Retype all material exactly. Pictures stay out of the copy.

— begin Dataset records —

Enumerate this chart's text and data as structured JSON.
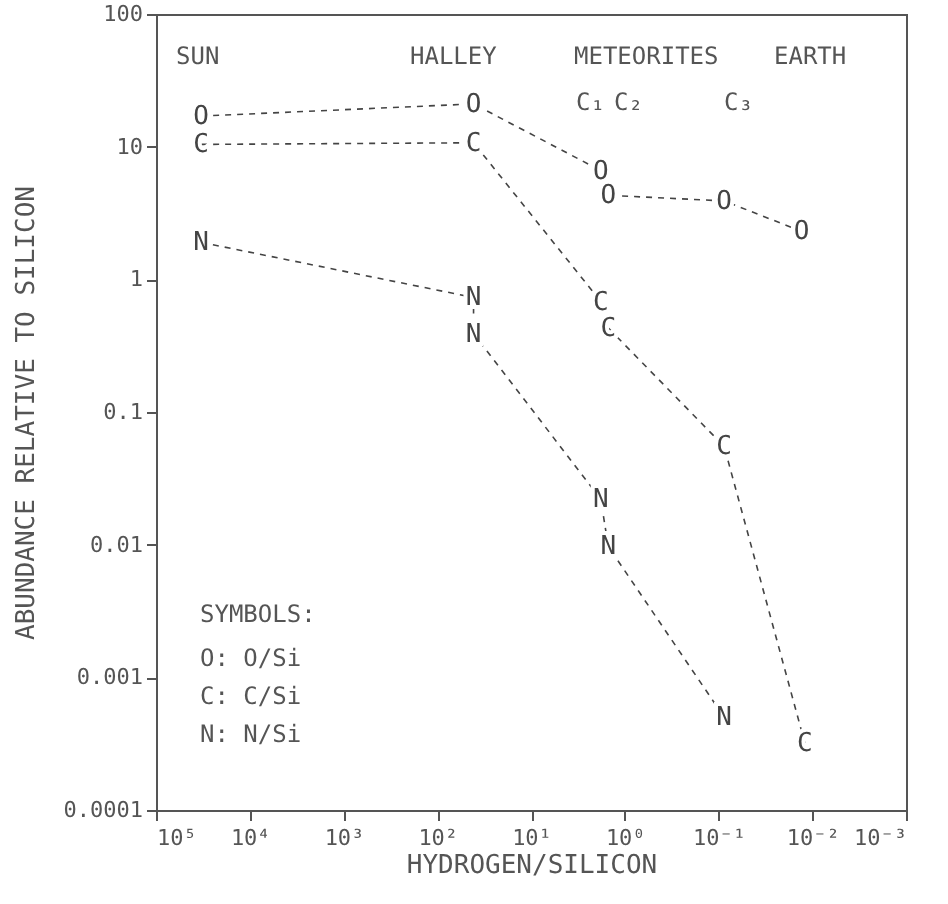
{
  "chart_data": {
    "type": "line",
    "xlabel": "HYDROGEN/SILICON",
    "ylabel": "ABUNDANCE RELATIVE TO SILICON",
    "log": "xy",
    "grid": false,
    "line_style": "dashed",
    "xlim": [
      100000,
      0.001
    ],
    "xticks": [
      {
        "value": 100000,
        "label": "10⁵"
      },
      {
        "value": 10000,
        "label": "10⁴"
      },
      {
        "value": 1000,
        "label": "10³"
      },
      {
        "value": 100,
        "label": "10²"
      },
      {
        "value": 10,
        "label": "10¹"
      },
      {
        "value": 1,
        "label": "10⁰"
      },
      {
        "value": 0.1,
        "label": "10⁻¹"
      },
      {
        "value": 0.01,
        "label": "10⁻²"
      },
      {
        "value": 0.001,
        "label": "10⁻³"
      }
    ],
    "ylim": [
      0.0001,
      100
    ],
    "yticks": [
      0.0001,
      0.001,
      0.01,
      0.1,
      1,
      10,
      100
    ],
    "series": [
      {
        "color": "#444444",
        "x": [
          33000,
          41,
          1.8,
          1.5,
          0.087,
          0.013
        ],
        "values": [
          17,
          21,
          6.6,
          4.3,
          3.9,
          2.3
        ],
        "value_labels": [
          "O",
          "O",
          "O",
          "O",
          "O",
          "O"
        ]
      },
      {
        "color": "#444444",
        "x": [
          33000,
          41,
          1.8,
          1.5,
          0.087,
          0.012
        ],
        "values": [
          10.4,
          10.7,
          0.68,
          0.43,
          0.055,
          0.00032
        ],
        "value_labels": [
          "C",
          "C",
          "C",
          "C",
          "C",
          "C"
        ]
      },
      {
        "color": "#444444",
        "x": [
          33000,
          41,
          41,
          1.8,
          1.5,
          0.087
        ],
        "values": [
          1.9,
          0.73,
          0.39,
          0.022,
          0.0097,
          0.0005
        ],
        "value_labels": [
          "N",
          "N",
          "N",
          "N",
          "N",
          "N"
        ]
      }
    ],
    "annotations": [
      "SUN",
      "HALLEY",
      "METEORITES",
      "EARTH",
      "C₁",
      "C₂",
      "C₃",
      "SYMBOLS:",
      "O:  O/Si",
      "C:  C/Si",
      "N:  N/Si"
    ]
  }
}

— end Dataset records —

Exercise result:
Enumerate this chart's text and data as structured JSON.
{
  "chart_data": {
    "type": "line",
    "xlabel": "HYDROGEN/SILICON",
    "ylabel": "ABUNDANCE RELATIVE TO SILICON",
    "log": "xy",
    "grid": false,
    "line_style": "dashed",
    "xlim": [
      100000,
      0.001
    ],
    "xticks": [
      {
        "value": 100000,
        "label": "10⁵"
      },
      {
        "value": 10000,
        "label": "10⁴"
      },
      {
        "value": 1000,
        "label": "10³"
      },
      {
        "value": 100,
        "label": "10²"
      },
      {
        "value": 10,
        "label": "10¹"
      },
      {
        "value": 1,
        "label": "10⁰"
      },
      {
        "value": 0.1,
        "label": "10⁻¹"
      },
      {
        "value": 0.01,
        "label": "10⁻²"
      },
      {
        "value": 0.001,
        "label": "10⁻³"
      }
    ],
    "ylim": [
      0.0001,
      100
    ],
    "yticks": [
      0.0001,
      0.001,
      0.01,
      0.1,
      1,
      10,
      100
    ],
    "series": [
      {
        "color": "#444444",
        "x": [
          33000,
          41,
          1.8,
          1.5,
          0.087,
          0.013
        ],
        "values": [
          17,
          21,
          6.6,
          4.3,
          3.9,
          2.3
        ],
        "value_labels": [
          "O",
          "O",
          "O",
          "O",
          "O",
          "O"
        ]
      },
      {
        "color": "#444444",
        "x": [
          33000,
          41,
          1.8,
          1.5,
          0.087,
          0.012
        ],
        "values": [
          10.4,
          10.7,
          0.68,
          0.43,
          0.055,
          0.00032
        ],
        "value_labels": [
          "C",
          "C",
          "C",
          "C",
          "C",
          "C"
        ]
      },
      {
        "color": "#444444",
        "x": [
          33000,
          41,
          41,
          1.8,
          1.5,
          0.087
        ],
        "values": [
          1.9,
          0.73,
          0.39,
          0.022,
          0.0097,
          0.0005
        ],
        "value_labels": [
          "N",
          "N",
          "N",
          "N",
          "N",
          "N"
        ]
      }
    ],
    "annotations": [
      "SUN",
      "HALLEY",
      "METEORITES",
      "EARTH",
      "C₁",
      "C₂",
      "C₃",
      "SYMBOLS:",
      "O:  O/Si",
      "C:  C/Si",
      "N:  N/Si"
    ]
  }
}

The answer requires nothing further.